--- DATASET ENTRIES ---
++++++

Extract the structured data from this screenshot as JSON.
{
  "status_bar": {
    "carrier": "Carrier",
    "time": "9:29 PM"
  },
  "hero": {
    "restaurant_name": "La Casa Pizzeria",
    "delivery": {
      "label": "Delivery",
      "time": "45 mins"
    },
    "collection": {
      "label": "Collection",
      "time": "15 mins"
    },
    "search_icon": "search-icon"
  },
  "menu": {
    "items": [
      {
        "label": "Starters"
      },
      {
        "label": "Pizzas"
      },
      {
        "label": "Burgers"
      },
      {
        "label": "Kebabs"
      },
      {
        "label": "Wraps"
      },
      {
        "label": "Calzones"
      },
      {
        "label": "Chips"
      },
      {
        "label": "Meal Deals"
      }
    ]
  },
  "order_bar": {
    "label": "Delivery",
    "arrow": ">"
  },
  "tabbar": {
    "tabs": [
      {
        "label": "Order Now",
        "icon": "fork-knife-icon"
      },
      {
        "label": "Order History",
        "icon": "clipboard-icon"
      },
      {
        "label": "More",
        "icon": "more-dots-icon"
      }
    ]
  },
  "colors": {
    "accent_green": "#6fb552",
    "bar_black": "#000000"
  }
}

++++++

--- WHAT YOU SHOULD DO ---
What is the number of lines above that hold the string "icon"? Answer with that number alone.

--- SOLUTION ---
4